§ **Task objective**
Retype the data below without altering anything.

--- Start Provided material ---

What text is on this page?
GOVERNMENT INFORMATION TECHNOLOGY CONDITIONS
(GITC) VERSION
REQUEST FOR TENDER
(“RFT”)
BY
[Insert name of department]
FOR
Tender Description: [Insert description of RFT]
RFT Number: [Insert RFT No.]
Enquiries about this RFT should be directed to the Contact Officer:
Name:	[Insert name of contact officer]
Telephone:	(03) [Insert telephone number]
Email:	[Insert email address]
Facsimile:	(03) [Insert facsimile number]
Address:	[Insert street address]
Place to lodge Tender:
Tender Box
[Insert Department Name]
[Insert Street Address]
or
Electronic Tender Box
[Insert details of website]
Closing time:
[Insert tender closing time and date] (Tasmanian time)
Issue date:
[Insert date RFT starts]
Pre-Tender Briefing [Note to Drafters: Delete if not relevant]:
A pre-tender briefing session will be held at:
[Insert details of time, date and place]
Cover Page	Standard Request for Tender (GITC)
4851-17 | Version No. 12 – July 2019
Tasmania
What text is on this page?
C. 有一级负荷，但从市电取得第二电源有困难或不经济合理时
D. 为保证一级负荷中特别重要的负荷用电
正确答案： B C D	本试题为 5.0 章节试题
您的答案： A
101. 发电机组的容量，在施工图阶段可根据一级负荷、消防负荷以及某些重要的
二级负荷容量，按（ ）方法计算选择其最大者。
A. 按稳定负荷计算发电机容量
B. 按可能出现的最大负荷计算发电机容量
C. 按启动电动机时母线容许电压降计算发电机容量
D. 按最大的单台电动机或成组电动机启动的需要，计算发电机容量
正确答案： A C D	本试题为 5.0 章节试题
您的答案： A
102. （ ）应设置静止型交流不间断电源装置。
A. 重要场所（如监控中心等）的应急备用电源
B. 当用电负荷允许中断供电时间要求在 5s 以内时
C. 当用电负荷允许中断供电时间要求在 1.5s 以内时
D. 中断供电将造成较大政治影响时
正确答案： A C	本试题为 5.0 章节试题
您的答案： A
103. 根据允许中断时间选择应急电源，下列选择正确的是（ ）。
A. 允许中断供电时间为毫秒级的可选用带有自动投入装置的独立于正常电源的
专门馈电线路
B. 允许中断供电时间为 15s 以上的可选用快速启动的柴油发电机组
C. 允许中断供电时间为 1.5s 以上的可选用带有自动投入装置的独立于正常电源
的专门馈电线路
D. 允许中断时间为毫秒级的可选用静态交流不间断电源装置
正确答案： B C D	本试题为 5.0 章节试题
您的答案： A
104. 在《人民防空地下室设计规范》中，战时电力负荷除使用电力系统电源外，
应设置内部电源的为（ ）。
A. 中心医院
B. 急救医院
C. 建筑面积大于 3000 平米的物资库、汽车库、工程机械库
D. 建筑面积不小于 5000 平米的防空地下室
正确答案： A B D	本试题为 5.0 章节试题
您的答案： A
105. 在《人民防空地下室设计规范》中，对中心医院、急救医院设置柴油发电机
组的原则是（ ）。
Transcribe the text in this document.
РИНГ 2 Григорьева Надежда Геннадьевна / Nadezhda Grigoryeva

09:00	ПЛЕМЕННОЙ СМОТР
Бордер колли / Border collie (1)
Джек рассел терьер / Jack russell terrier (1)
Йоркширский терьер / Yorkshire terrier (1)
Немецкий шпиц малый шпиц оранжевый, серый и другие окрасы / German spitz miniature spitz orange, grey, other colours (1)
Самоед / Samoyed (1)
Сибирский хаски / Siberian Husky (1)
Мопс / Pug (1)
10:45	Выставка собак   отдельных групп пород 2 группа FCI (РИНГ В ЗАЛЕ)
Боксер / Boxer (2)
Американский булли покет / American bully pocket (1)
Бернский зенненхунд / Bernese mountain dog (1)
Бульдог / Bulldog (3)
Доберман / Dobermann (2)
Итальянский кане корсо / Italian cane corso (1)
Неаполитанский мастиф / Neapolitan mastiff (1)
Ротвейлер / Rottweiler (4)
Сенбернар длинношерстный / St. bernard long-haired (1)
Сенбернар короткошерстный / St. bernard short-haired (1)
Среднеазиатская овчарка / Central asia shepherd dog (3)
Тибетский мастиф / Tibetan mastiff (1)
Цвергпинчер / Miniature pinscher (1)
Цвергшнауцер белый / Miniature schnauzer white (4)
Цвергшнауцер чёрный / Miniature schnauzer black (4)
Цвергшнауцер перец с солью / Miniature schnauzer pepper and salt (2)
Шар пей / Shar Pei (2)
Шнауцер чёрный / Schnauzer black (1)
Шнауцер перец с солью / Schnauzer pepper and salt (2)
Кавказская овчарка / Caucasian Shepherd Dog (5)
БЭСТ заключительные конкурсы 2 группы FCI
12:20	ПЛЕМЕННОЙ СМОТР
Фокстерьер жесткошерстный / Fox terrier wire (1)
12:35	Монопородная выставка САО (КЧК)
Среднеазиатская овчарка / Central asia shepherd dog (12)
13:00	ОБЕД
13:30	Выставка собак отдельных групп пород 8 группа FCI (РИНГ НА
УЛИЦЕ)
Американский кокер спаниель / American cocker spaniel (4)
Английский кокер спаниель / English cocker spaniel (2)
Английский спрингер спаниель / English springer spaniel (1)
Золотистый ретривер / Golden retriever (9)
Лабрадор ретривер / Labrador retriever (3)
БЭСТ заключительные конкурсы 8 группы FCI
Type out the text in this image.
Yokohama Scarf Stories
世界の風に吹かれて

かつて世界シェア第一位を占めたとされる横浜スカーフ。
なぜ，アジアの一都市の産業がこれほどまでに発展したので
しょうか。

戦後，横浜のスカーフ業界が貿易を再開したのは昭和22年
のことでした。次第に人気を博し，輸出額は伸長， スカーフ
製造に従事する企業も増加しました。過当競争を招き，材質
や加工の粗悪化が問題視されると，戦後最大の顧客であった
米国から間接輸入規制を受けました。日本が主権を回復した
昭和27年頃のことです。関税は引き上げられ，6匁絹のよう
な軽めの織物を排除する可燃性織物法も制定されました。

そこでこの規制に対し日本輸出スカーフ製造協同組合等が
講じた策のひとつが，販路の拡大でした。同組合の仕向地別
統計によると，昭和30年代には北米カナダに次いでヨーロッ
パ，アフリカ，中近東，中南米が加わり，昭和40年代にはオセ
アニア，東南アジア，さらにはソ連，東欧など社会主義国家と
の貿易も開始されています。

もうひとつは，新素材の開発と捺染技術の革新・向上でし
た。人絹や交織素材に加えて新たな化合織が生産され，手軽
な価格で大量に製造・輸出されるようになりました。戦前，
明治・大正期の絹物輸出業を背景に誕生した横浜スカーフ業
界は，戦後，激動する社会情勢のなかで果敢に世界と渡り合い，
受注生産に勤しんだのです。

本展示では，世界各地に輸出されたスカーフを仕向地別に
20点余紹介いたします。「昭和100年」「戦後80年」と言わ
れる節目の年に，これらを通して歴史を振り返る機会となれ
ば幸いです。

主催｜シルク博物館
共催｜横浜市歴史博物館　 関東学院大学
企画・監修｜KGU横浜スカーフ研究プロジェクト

--- End Provided material ---

§ **Correct response**
What text is on this page?
GOVERNMENT INFORMATION TECHNOLOGY CONDITIONS
(GITC) VERSION
REQUEST FOR TENDER
(“RFT”)
BY
[Insert name of department]
FOR
Tender Description: [Insert description of RFT]
RFT Number: [Insert RFT No.]
Enquiries about this RFT should be directed to the Contact Officer:
Name:	[Insert name of contact officer]
Telephone:	(03) [Insert telephone number]
Email:	[Insert email address]
Facsimile:	(03) [Insert facsimile number]
Address:	[Insert street address]
Place to lodge Tender:
Tender Box
[Insert Department Name]
[Insert Street Address]
or
Electronic Tender Box
[Insert details of website]
Closing time:
[Insert tender closing time and date] (Tasmanian time)
Issue date:
[Insert date RFT starts]
Pre-Tender Briefing [Note to Drafters: Delete if not relevant]:
A pre-tender briefing session will be held at:
[Insert details of time, date and place]
Cover Page	Standard Request for Tender (GITC)
4851-17 | Version No. 12 – July 2019
Tasmania
What text is on this page?
C. 有一级负荷，但从市电取得第二电源有困难或不经济合理时
D. 为保证一级负荷中特别重要的负荷用电
正确答案： B C D	本试题为 5.0 章节试题
您的答案： A
101. 发电机组的容量，在施工图阶段可根据一级负荷、消防负荷以及某些重要的
二级负荷容量，按（ ）方法计算选择其最大者。
A. 按稳定负荷计算发电机容量
B. 按可能出现的最大负荷计算发电机容量
C. 按启动电动机时母线容许电压降计算发电机容量
D. 按最大的单台电动机或成组电动机启动的需要，计算发电机容量
正确答案： A C D	本试题为 5.0 章节试题
您的答案： A
102. （ ）应设置静止型交流不间断电源装置。
A. 重要场所（如监控中心等）的应急备用电源
B. 当用电负荷允许中断供电时间要求在 5s 以内时
C. 当用电负荷允许中断供电时间要求在 1.5s 以内时
D. 中断供电将造成较大政治影响时
正确答案： A C	本试题为 5.0 章节试题
您的答案： A
103. 根据允许中断时间选择应急电源，下列选择正确的是（ ）。
A. 允许中断供电时间为毫秒级的可选用带有自动投入装置的独立于正常电源的
专门馈电线路
B. 允许中断供电时间为 15s 以上的可选用快速启动的柴油发电机组
C. 允许中断供电时间为 1.5s 以上的可选用带有自动投入装置的独立于正常电源
的专门馈电线路
D. 允许中断时间为毫秒级的可选用静态交流不间断电源装置
正确答案： B C D	本试题为 5.0 章节试题
您的答案： A
104. 在《人民防空地下室设计规范》中，战时电力负荷除使用电力系统电源外，
应设置内部电源的为（ ）。
A. 中心医院
B. 急救医院
C. 建筑面积大于 3000 平米的物资库、汽车库、工程机械库
D. 建筑面积不小于 5000 平米的防空地下室
正确答案： A B D	本试题为 5.0 章节试题
您的答案： A
105. 在《人民防空地下室设计规范》中，对中心医院、急救医院设置柴油发电机
组的原则是（ ）。
Transcribe the text in this document.
РИНГ 2 Григорьева Надежда Геннадьевна / Nadezhda Grigoryeva

09:00	ПЛЕМЕННОЙ СМОТР
Бордер колли / Border collie (1)
Джек рассел терьер / Jack russell terrier (1)
Йоркширский терьер / Yorkshire terrier (1)
Немецкий шпиц малый шпиц оранжевый, серый и другие окрасы / German spitz miniature spitz orange, grey, other colours (1)
Самоед / Samoyed (1)
Сибирский хаски / Siberian Husky (1)
Мопс / Pug (1)
10:45	Выставка собак   отдельных групп пород 2 группа FCI (РИНГ В ЗАЛЕ)
Боксер / Boxer (2)
Американский булли покет / American bully pocket (1)
Бернский зенненхунд / Bernese mountain dog (1)
Бульдог / Bulldog (3)
Доберман / Dobermann (2)
Итальянский кане корсо / Italian cane corso (1)
Неаполитанский мастиф / Neapolitan mastiff (1)
Ротвейлер / Rottweiler (4)
Сенбернар длинношерстный / St. bernard long-haired (1)
Сенбернар короткошерстный / St. bernard short-haired (1)
Среднеазиатская овчарка / Central asia shepherd dog (3)
Тибетский мастиф / Tibetan mastiff (1)
Цвергпинчер / Miniature pinscher (1)
Цвергшнауцер белый / Miniature schnauzer white (4)
Цвергшнауцер чёрный / Miniature schnauzer black (4)
Цвергшнауцер перец с солью / Miniature schnauzer pepper and salt (2)
Шар пей / Shar Pei (2)
Шнауцер чёрный / Schnauzer black (1)
Шнауцер перец с солью / Schnauzer pepper and salt (2)
Кавказская овчарка / Caucasian Shepherd Dog (5)
БЭСТ заключительные конкурсы 2 группы FCI
12:20	ПЛЕМЕННОЙ СМОТР
Фокстерьер жесткошерстный / Fox terrier wire (1)
12:35	Монопородная выставка САО (КЧК)
Среднеазиатская овчарка / Central asia shepherd dog (12)
13:00	ОБЕД
13:30	Выставка собак отдельных групп пород 8 группа FCI (РИНГ НА
УЛИЦЕ)
Американский кокер спаниель / American cocker spaniel (4)
Английский кокер спаниель / English cocker spaniel (2)
Английский спрингер спаниель / English springer spaniel (1)
Золотистый ретривер / Golden retriever (9)
Лабрадор ретривер / Labrador retriever (3)
БЭСТ заключительные конкурсы 8 группы FCI
Type out the text in this image.
Yokohama Scarf Stories
世界の風に吹かれて

かつて世界シェア第一位を占めたとされる横浜スカーフ。
なぜ，アジアの一都市の産業がこれほどまでに発展したので
しょうか。

戦後，横浜のスカーフ業界が貿易を再開したのは昭和22年
のことでした。次第に人気を博し，輸出額は伸長， スカーフ
製造に従事する企業も増加しました。過当競争を招き，材質
や加工の粗悪化が問題視されると，戦後最大の顧客であった
米国から間接輸入規制を受けました。日本が主権を回復した
昭和27年頃のことです。関税は引き上げられ，6匁絹のよう
な軽めの織物を排除する可燃性織物法も制定されました。

そこでこの規制に対し日本輸出スカーフ製造協同組合等が
講じた策のひとつが，販路の拡大でした。同組合の仕向地別
統計によると，昭和30年代には北米カナダに次いでヨーロッ
パ，アフリカ，中近東，中南米が加わり，昭和40年代にはオセ
アニア，東南アジア，さらにはソ連，東欧など社会主義国家と
の貿易も開始されています。

もうひとつは，新素材の開発と捺染技術の革新・向上でし
た。人絹や交織素材に加えて新たな化合織が生産され，手軽
な価格で大量に製造・輸出されるようになりました。戦前，
明治・大正期の絹物輸出業を背景に誕生した横浜スカーフ業
界は，戦後，激動する社会情勢のなかで果敢に世界と渡り合い，
受注生産に勤しんだのです。

本展示では，世界各地に輸出されたスカーフを仕向地別に
20点余紹介いたします。「昭和100年」「戦後80年」と言わ
れる節目の年に，これらを通して歴史を振り返る機会となれ
ば幸いです。

主催｜シルク博物館
共催｜横浜市歴史博物館　 関東学院大学
企画・監修｜KGU横浜スカーフ研究プロジェクト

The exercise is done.